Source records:
•••

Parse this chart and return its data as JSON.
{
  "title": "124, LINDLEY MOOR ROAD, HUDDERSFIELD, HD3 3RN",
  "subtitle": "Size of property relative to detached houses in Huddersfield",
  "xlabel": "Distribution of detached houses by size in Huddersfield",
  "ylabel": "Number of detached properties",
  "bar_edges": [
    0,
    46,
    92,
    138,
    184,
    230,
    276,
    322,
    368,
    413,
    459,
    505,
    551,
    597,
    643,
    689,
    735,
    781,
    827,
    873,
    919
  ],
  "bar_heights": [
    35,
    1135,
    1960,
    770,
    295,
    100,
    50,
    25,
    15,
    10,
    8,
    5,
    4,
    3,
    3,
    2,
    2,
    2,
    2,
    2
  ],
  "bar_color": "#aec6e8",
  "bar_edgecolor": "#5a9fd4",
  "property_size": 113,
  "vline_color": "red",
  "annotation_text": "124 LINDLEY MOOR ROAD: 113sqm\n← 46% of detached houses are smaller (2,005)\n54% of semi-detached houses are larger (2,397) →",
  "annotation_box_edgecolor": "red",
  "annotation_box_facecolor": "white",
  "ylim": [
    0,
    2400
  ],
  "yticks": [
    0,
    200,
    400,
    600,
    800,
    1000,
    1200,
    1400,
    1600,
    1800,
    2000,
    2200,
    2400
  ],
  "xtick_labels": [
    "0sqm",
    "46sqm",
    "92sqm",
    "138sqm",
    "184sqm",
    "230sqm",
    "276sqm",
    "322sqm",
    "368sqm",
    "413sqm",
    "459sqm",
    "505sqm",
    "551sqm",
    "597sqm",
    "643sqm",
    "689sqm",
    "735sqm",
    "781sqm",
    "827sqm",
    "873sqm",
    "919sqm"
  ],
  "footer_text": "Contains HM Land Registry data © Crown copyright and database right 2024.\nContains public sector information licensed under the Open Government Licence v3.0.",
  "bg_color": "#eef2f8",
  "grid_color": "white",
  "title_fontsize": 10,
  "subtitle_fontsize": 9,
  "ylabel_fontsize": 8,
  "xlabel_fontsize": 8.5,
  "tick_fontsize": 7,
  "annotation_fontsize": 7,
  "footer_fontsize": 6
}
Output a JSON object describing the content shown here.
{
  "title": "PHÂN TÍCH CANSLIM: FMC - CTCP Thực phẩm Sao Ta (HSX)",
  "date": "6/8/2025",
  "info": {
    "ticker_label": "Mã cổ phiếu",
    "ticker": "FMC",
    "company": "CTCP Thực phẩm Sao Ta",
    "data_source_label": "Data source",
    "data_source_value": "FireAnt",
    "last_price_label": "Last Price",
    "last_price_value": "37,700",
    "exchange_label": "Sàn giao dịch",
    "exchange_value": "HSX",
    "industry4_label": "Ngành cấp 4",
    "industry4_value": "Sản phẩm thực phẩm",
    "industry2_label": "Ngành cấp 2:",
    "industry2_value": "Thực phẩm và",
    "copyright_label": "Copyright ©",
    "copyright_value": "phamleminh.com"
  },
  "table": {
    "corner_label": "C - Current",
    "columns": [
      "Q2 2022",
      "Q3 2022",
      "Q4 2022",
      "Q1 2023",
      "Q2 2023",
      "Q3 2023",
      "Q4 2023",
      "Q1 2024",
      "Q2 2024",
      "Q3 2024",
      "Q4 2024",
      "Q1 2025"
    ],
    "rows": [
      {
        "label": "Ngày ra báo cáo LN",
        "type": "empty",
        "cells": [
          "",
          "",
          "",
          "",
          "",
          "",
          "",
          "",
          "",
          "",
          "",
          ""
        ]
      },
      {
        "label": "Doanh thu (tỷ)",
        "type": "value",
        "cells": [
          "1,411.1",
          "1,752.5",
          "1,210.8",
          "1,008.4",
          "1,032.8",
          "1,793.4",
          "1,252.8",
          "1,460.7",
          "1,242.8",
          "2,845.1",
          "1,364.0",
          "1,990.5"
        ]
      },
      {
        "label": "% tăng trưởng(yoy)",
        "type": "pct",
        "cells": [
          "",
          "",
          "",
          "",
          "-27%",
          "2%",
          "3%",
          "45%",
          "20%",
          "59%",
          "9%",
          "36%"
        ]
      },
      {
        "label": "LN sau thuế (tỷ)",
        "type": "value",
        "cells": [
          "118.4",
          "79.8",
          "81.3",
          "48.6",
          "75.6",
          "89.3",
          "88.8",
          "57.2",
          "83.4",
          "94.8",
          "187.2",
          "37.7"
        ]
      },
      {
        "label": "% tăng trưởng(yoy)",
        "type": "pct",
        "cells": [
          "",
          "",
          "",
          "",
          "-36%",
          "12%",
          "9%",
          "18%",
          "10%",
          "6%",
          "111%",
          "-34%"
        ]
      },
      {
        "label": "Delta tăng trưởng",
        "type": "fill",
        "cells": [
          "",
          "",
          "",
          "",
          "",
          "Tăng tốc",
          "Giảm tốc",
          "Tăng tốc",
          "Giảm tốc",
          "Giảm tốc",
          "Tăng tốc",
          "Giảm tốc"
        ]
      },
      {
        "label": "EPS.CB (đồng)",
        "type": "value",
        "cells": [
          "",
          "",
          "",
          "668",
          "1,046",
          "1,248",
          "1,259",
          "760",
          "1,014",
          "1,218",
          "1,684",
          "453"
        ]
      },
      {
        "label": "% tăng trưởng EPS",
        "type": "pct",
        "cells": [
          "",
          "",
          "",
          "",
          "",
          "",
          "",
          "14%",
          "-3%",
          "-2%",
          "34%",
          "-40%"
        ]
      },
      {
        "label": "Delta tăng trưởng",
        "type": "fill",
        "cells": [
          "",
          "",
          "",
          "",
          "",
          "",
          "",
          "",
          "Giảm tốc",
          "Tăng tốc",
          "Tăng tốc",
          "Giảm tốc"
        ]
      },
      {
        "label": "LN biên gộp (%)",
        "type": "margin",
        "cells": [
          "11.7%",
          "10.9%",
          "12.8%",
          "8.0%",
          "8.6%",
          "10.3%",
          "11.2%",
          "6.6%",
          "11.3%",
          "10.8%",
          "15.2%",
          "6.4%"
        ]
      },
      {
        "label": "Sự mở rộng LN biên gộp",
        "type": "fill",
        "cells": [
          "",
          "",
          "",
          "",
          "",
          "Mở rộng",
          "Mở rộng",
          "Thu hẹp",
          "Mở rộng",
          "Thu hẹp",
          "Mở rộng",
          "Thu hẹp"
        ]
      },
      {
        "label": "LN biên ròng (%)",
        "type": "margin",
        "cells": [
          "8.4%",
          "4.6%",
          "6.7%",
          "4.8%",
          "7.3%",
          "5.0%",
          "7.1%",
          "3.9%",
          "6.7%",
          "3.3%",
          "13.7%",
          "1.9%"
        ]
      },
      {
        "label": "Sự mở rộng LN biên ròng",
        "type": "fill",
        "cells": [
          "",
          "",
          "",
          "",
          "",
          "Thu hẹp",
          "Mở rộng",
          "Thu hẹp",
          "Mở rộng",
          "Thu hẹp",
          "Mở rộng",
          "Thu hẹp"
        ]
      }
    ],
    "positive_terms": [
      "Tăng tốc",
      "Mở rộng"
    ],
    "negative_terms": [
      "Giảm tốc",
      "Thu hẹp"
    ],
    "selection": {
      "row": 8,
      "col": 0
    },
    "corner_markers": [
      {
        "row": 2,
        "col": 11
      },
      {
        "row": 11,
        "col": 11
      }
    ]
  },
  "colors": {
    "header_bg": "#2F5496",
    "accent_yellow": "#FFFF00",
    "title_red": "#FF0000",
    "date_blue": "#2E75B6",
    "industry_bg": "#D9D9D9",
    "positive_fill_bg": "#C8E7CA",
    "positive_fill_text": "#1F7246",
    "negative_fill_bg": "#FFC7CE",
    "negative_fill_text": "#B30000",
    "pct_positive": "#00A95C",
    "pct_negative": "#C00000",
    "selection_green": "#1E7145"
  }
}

•••

INSTRUCTION:
Give the listing above again, word for word.

ANSWER TO THE EXERCISE:
Parse this chart and return its data as JSON.
{
  "title": "124, LINDLEY MOOR ROAD, HUDDERSFIELD, HD3 3RN",
  "subtitle": "Size of property relative to detached houses in Huddersfield",
  "xlabel": "Distribution of detached houses by size in Huddersfield",
  "ylabel": "Number of detached properties",
  "bar_edges": [
    0,
    46,
    92,
    138,
    184,
    230,
    276,
    322,
    368,
    413,
    459,
    505,
    551,
    597,
    643,
    689,
    735,
    781,
    827,
    873,
    919
  ],
  "bar_heights": [
    35,
    1135,
    1960,
    770,
    295,
    100,
    50,
    25,
    15,
    10,
    8,
    5,
    4,
    3,
    3,
    2,
    2,
    2,
    2,
    2
  ],
  "bar_color": "#aec6e8",
  "bar_edgecolor": "#5a9fd4",
  "property_size": 113,
  "vline_color": "red",
  "annotation_text": "124 LINDLEY MOOR ROAD: 113sqm\n← 46% of detached houses are smaller (2,005)\n54% of semi-detached houses are larger (2,397) →",
  "annotation_box_edgecolor": "red",
  "annotation_box_facecolor": "white",
  "ylim": [
    0,
    2400
  ],
  "yticks": [
    0,
    200,
    400,
    600,
    800,
    1000,
    1200,
    1400,
    1600,
    1800,
    2000,
    2200,
    2400
  ],
  "xtick_labels": [
    "0sqm",
    "46sqm",
    "92sqm",
    "138sqm",
    "184sqm",
    "230sqm",
    "276sqm",
    "322sqm",
    "368sqm",
    "413sqm",
    "459sqm",
    "505sqm",
    "551sqm",
    "597sqm",
    "643sqm",
    "689sqm",
    "735sqm",
    "781sqm",
    "827sqm",
    "873sqm",
    "919sqm"
  ],
  "footer_text": "Contains HM Land Registry data © Crown copyright and database right 2024.\nContains public sector information licensed under the Open Government Licence v3.0.",
  "bg_color": "#eef2f8",
  "grid_color": "white",
  "title_fontsize": 10,
  "subtitle_fontsize": 9,
  "ylabel_fontsize": 8,
  "xlabel_fontsize": 8.5,
  "tick_fontsize": 7,
  "annotation_fontsize": 7,
  "footer_fontsize": 6
}
Output a JSON object describing the content shown here.
{
  "title": "PHÂN TÍCH CANSLIM: FMC - CTCP Thực phẩm Sao Ta (HSX)",
  "date": "6/8/2025",
  "info": {
    "ticker_label": "Mã cổ phiếu",
    "ticker": "FMC",
    "company": "CTCP Thực phẩm Sao Ta",
    "data_source_label": "Data source",
    "data_source_value": "FireAnt",
    "last_price_label": "Last Price",
    "last_price_value": "37,700",
    "exchange_label": "Sàn giao dịch",
    "exchange_value": "HSX",
    "industry4_label": "Ngành cấp 4",
    "industry4_value": "Sản phẩm thực phẩm",
    "industry2_label": "Ngành cấp 2:",
    "industry2_value": "Thực phẩm và",
    "copyright_label": "Copyright ©",
    "copyright_value": "phamleminh.com"
  },
  "table": {
    "corner_label": "C - Current",
    "columns": [
      "Q2 2022",
      "Q3 2022",
      "Q4 2022",
      "Q1 2023",
      "Q2 2023",
      "Q3 2023",
      "Q4 2023",
      "Q1 2024",
      "Q2 2024",
      "Q3 2024",
      "Q4 2024",
      "Q1 2025"
    ],
    "rows": [
      {
        "label": "Ngày ra báo cáo LN",
        "type": "empty",
        "cells": [
          "",
          "",
          "",
          "",
          "",
          "",
          "",
          "",
          "",
          "",
          "",
          ""
        ]
      },
      {
        "label": "Doanh thu (tỷ)",
        "type": "value",
        "cells": [
          "1,411.1",
          "1,752.5",
          "1,210.8",
          "1,008.4",
          "1,032.8",
          "1,793.4",
          "1,252.8",
          "1,460.7",
          "1,242.8",
          "2,845.1",
          "1,364.0",
          "1,990.5"
        ]
      },
      {
        "label": "% tăng trưởng(yoy)",
        "type": "pct",
        "cells": [
          "",
          "",
          "",
          "",
          "-27%",
          "2%",
          "3%",
          "45%",
          "20%",
          "59%",
          "9%",
          "36%"
        ]
      },
      {
        "label": "LN sau thuế (tỷ)",
        "type": "value",
        "cells": [
          "118.4",
          "79.8",
          "81.3",
          "48.6",
          "75.6",
          "89.3",
          "88.8",
          "57.2",
          "83.4",
          "94.8",
          "187.2",
          "37.7"
        ]
      },
      {
        "label": "% tăng trưởng(yoy)",
        "type": "pct",
        "cells": [
          "",
          "",
          "",
          "",
          "-36%",
          "12%",
          "9%",
          "18%",
          "10%",
          "6%",
          "111%",
          "-34%"
        ]
      },
      {
        "label": "Delta tăng trưởng",
        "type": "fill",
        "cells": [
          "",
          "",
          "",
          "",
          "",
          "Tăng tốc",
          "Giảm tốc",
          "Tăng tốc",
          "Giảm tốc",
          "Giảm tốc",
          "Tăng tốc",
          "Giảm tốc"
        ]
      },
      {
        "label": "EPS.CB (đồng)",
        "type": "value",
        "cells": [
          "",
          "",
          "",
          "668",
          "1,046",
          "1,248",
          "1,259",
          "760",
          "1,014",
          "1,218",
          "1,684",
          "453"
        ]
      },
      {
        "label": "% tăng trưởng EPS",
        "type": "pct",
        "cells": [
          "",
          "",
          "",
          "",
          "",
          "",
          "",
          "14%",
          "-3%",
          "-2%",
          "34%",
          "-40%"
        ]
      },
      {
        "label": "Delta tăng trưởng",
        "type": "fill",
        "cells": [
          "",
          "",
          "",
          "",
          "",
          "",
          "",
          "",
          "Giảm tốc",
          "Tăng tốc",
          "Tăng tốc",
          "Giảm tốc"
        ]
      },
      {
        "label": "LN biên gộp (%)",
        "type": "margin",
        "cells": [
          "11.7%",
          "10.9%",
          "12.8%",
          "8.0%",
          "8.6%",
          "10.3%",
          "11.2%",
          "6.6%",
          "11.3%",
          "10.8%",
          "15.2%",
          "6.4%"
        ]
      },
      {
        "label": "Sự mở rộng LN biên gộp",
        "type": "fill",
        "cells": [
          "",
          "",
          "",
          "",
          "",
          "Mở rộng",
          "Mở rộng",
          "Thu hẹp",
          "Mở rộng",
          "Thu hẹp",
          "Mở rộng",
          "Thu hẹp"
        ]
      },
      {
        "label": "LN biên ròng (%)",
        "type": "margin",
        "cells": [
          "8.4%",
          "4.6%",
          "6.7%",
          "4.8%",
          "7.3%",
          "5.0%",
          "7.1%",
          "3.9%",
          "6.7%",
          "3.3%",
          "13.7%",
          "1.9%"
        ]
      },
      {
        "label": "Sự mở rộng LN biên ròng",
        "type": "fill",
        "cells": [
          "",
          "",
          "",
          "",
          "",
          "Thu hẹp",
          "Mở rộng",
          "Thu hẹp",
          "Mở rộng",
          "Thu hẹp",
          "Mở rộng",
          "Thu hẹp"
        ]
      }
    ],
    "positive_terms": [
      "Tăng tốc",
      "Mở rộng"
    ],
    "negative_terms": [
      "Giảm tốc",
      "Thu hẹp"
    ],
    "selection": {
      "row": 8,
      "col": 0
    },
    "corner_markers": [
      {
        "row": 2,
        "col": 11
      },
      {
        "row": 11,
        "col": 11
      }
    ]
  },
  "colors": {
    "header_bg": "#2F5496",
    "accent_yellow": "#FFFF00",
    "title_red": "#FF0000",
    "date_blue": "#2E75B6",
    "industry_bg": "#D9D9D9",
    "positive_fill_bg": "#C8E7CA",
    "positive_fill_text": "#1F7246",
    "negative_fill_bg": "#FFC7CE",
    "negative_fill_text": "#B30000",
    "pct_positive": "#00A95C",
    "pct_negative": "#C00000",
    "selection_green": "#1E7145"
  }
}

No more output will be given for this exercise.